Problem statement: Work through the listing below and count the lines that hold "name". Answer with the number alone.

Entries:

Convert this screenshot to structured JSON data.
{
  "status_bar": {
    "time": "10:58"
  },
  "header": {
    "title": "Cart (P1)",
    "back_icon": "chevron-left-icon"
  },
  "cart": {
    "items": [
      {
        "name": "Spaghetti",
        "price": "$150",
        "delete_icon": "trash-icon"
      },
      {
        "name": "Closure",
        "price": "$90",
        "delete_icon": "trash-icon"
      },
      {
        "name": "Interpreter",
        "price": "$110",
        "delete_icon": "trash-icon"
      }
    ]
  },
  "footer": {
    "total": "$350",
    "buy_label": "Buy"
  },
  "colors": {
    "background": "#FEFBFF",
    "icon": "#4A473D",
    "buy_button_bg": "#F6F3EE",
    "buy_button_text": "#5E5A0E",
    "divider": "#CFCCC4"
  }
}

Expected output: 3